# start of EXCERPTED DATA

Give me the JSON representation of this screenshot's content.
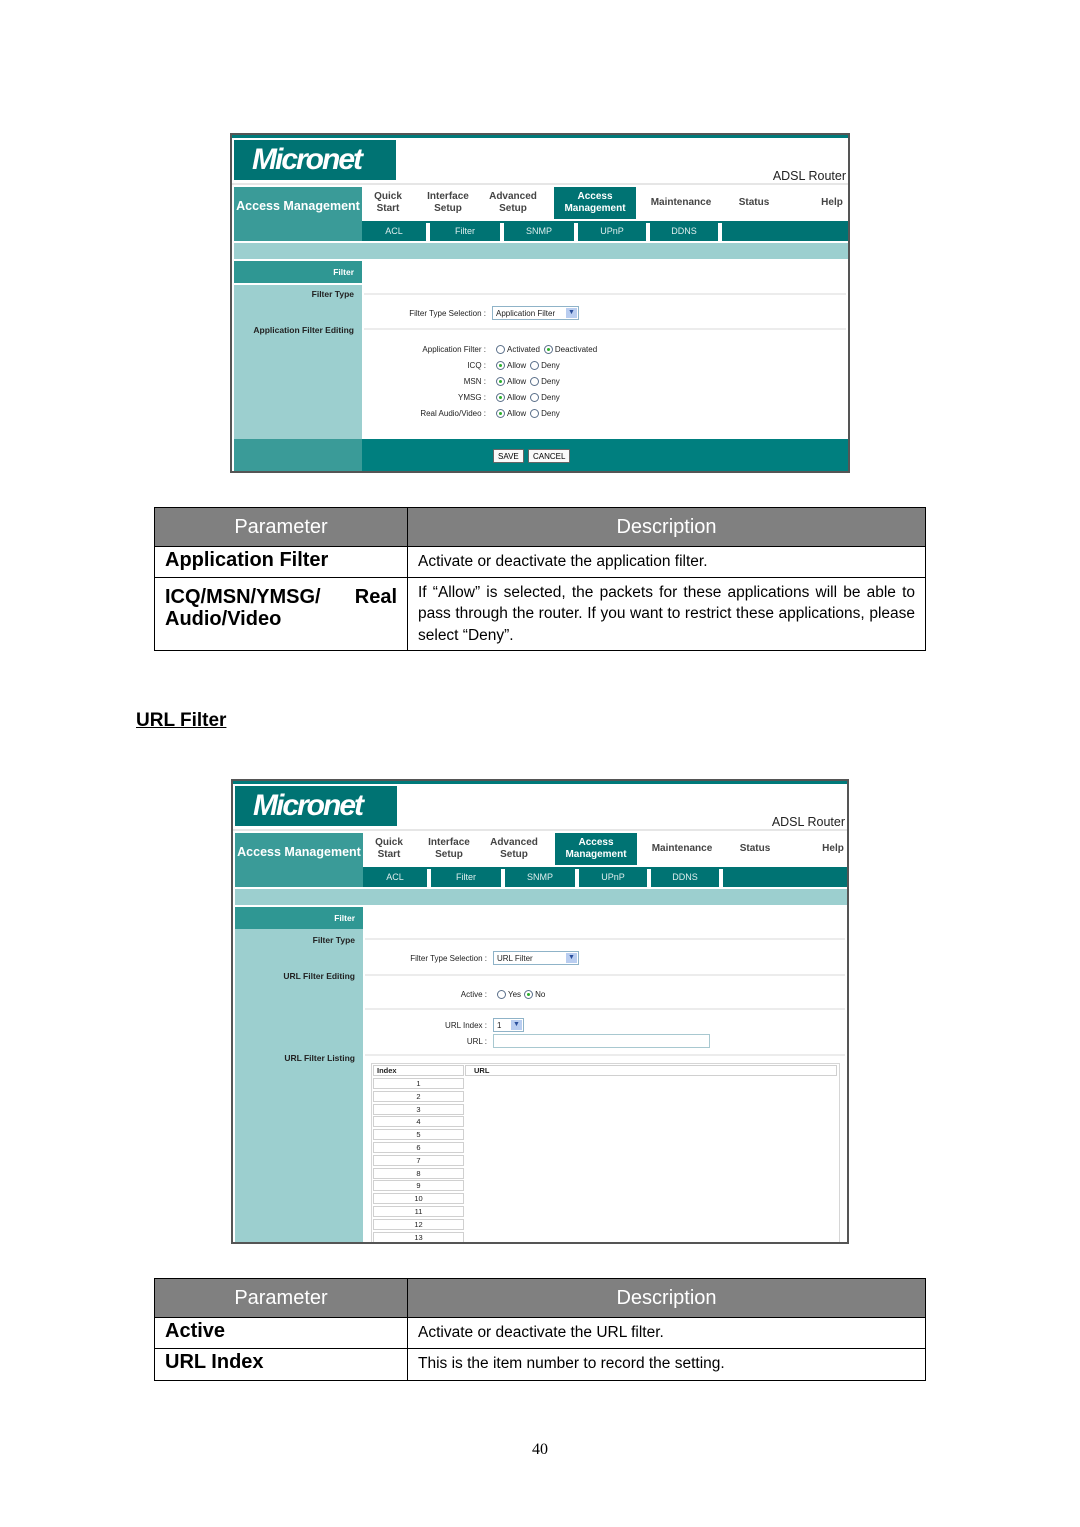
{
  "screenshots": [
    {
      "brand": "Micronet",
      "product": "ADSL Router",
      "section_title": "Access Management",
      "nav_tabs": [
        {
          "label": "Quick Start",
          "active": false
        },
        {
          "label": "Interface Setup",
          "active": false
        },
        {
          "label": "Advanced Setup",
          "active": false
        },
        {
          "label": "Access Management",
          "active": true
        },
        {
          "label": "Maintenance",
          "active": false
        },
        {
          "label": "Status",
          "active": false
        },
        {
          "label": "Help",
          "active": false
        }
      ],
      "sub_tabs": [
        "ACL",
        "Filter",
        "SNMP",
        "UPnP",
        "DDNS"
      ],
      "active_sub_tab": "Filter",
      "left_labels": {
        "header": "Filter",
        "filter_type": "Filter Type",
        "editing": "Application Filter Editing"
      },
      "filter_type_selection_label": "Filter Type Selection :",
      "filter_type_selection_value": "Application Filter",
      "application_filter": {
        "label": "Application Filter :",
        "options": [
          "Activated",
          "Deactivated"
        ],
        "selected": "Deactivated"
      },
      "apps": [
        {
          "label": "ICQ :",
          "options": [
            "Allow",
            "Deny"
          ],
          "selected": "Allow"
        },
        {
          "label": "MSN :",
          "options": [
            "Allow",
            "Deny"
          ],
          "selected": "Allow"
        },
        {
          "label": "YMSG :",
          "options": [
            "Allow",
            "Deny"
          ],
          "selected": "Allow"
        },
        {
          "label": "Real Audio/Video :",
          "options": [
            "Allow",
            "Deny"
          ],
          "selected": "Allow"
        }
      ],
      "buttons": {
        "save": "SAVE",
        "cancel": "CANCEL"
      }
    },
    {
      "brand": "Micronet",
      "product": "ADSL Router",
      "section_title": "Access Management",
      "nav_tabs": [
        {
          "label": "Quick Start",
          "active": false
        },
        {
          "label": "Interface Setup",
          "active": false
        },
        {
          "label": "Advanced Setup",
          "active": false
        },
        {
          "label": "Access Management",
          "active": true
        },
        {
          "label": "Maintenance",
          "active": false
        },
        {
          "label": "Status",
          "active": false
        },
        {
          "label": "Help",
          "active": false
        }
      ],
      "sub_tabs": [
        "ACL",
        "Filter",
        "SNMP",
        "UPnP",
        "DDNS"
      ],
      "active_sub_tab": "Filter",
      "left_labels": {
        "header": "Filter",
        "filter_type": "Filter Type",
        "editing": "URL Filter Editing",
        "listing": "URL Filter Listing"
      },
      "filter_type_selection_label": "Filter Type Selection :",
      "filter_type_selection_value": "URL Filter",
      "active": {
        "label": "Active :",
        "options": [
          "Yes",
          "No"
        ],
        "selected": "No"
      },
      "url_index": {
        "label": "URL Index :",
        "value": "1"
      },
      "url": {
        "label": "URL :",
        "value": ""
      },
      "listing": {
        "columns": [
          "Index",
          "URL"
        ],
        "rows": [
          "1",
          "2",
          "3",
          "4",
          "5",
          "6",
          "7",
          "8",
          "9",
          "10",
          "11",
          "12",
          "13"
        ]
      }
    }
  ],
  "table1": {
    "headers": [
      "Parameter",
      "Description"
    ],
    "rows": [
      {
        "param": "Application Filter",
        "desc": "Activate or deactivate the application filter."
      },
      {
        "param_line1": "ICQ/MSN/YMSG/ Real",
        "param_line2": "Audio/Video",
        "desc": "If “Allow” is selected, the packets for these applications will be able to pass through the router. If you want to restrict these applications, please select “Deny”."
      }
    ]
  },
  "section_heading": "URL Filter",
  "table2": {
    "headers": [
      "Parameter",
      "Description"
    ],
    "rows": [
      {
        "param": "Active",
        "desc": "Activate or deactivate the URL filter."
      },
      {
        "param": "URL Index",
        "desc": "This is the item number to record the setting."
      }
    ]
  },
  "page_number": "40"
}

# end of EXCERPTED DATA

WHAT YOU SHOULD DO. Copy every entry exactly as written. Pictures are excluded.

CORRECT ANSWER.
Give me the JSON representation of this screenshot's content.
{
  "screenshots": [
    {
      "brand": "Micronet",
      "product": "ADSL Router",
      "section_title": "Access Management",
      "nav_tabs": [
        {
          "label": "Quick Start",
          "active": false
        },
        {
          "label": "Interface Setup",
          "active": false
        },
        {
          "label": "Advanced Setup",
          "active": false
        },
        {
          "label": "Access Management",
          "active": true
        },
        {
          "label": "Maintenance",
          "active": false
        },
        {
          "label": "Status",
          "active": false
        },
        {
          "label": "Help",
          "active": false
        }
      ],
      "sub_tabs": [
        "ACL",
        "Filter",
        "SNMP",
        "UPnP",
        "DDNS"
      ],
      "active_sub_tab": "Filter",
      "left_labels": {
        "header": "Filter",
        "filter_type": "Filter Type",
        "editing": "Application Filter Editing"
      },
      "filter_type_selection_label": "Filter Type Selection :",
      "filter_type_selection_value": "Application Filter",
      "application_filter": {
        "label": "Application Filter :",
        "options": [
          "Activated",
          "Deactivated"
        ],
        "selected": "Deactivated"
      },
      "apps": [
        {
          "label": "ICQ :",
          "options": [
            "Allow",
            "Deny"
          ],
          "selected": "Allow"
        },
        {
          "label": "MSN :",
          "options": [
            "Allow",
            "Deny"
          ],
          "selected": "Allow"
        },
        {
          "label": "YMSG :",
          "options": [
            "Allow",
            "Deny"
          ],
          "selected": "Allow"
        },
        {
          "label": "Real Audio/Video :",
          "options": [
            "Allow",
            "Deny"
          ],
          "selected": "Allow"
        }
      ],
      "buttons": {
        "save": "SAVE",
        "cancel": "CANCEL"
      }
    },
    {
      "brand": "Micronet",
      "product": "ADSL Router",
      "section_title": "Access Management",
      "nav_tabs": [
        {
          "label": "Quick Start",
          "active": false
        },
        {
          "label": "Interface Setup",
          "active": false
        },
        {
          "label": "Advanced Setup",
          "active": false
        },
        {
          "label": "Access Management",
          "active": true
        },
        {
          "label": "Maintenance",
          "active": false
        },
        {
          "label": "Status",
          "active": false
        },
        {
          "label": "Help",
          "active": false
        }
      ],
      "sub_tabs": [
        "ACL",
        "Filter",
        "SNMP",
        "UPnP",
        "DDNS"
      ],
      "active_sub_tab": "Filter",
      "left_labels": {
        "header": "Filter",
        "filter_type": "Filter Type",
        "editing": "URL Filter Editing",
        "listing": "URL Filter Listing"
      },
      "filter_type_selection_label": "Filter Type Selection :",
      "filter_type_selection_value": "URL Filter",
      "active": {
        "label": "Active :",
        "options": [
          "Yes",
          "No"
        ],
        "selected": "No"
      },
      "url_index": {
        "label": "URL Index :",
        "value": "1"
      },
      "url": {
        "label": "URL :",
        "value": ""
      },
      "listing": {
        "columns": [
          "Index",
          "URL"
        ],
        "rows": [
          "1",
          "2",
          "3",
          "4",
          "5",
          "6",
          "7",
          "8",
          "9",
          "10",
          "11",
          "12",
          "13"
        ]
      }
    }
  ],
  "table1": {
    "headers": [
      "Parameter",
      "Description"
    ],
    "rows": [
      {
        "param": "Application Filter",
        "desc": "Activate or deactivate the application filter."
      },
      {
        "param_line1": "ICQ/MSN/YMSG/ Real",
        "param_line2": "Audio/Video",
        "desc": "If “Allow” is selected, the packets for these applications will be able to pass through the router. If you want to restrict these applications, please select “Deny”."
      }
    ]
  },
  "section_heading": "URL Filter",
  "table2": {
    "headers": [
      "Parameter",
      "Description"
    ],
    "rows": [
      {
        "param": "Active",
        "desc": "Activate or deactivate the URL filter."
      },
      {
        "param": "URL Index",
        "desc": "This is the item number to record the setting."
      }
    ]
  },
  "page_number": "40"
}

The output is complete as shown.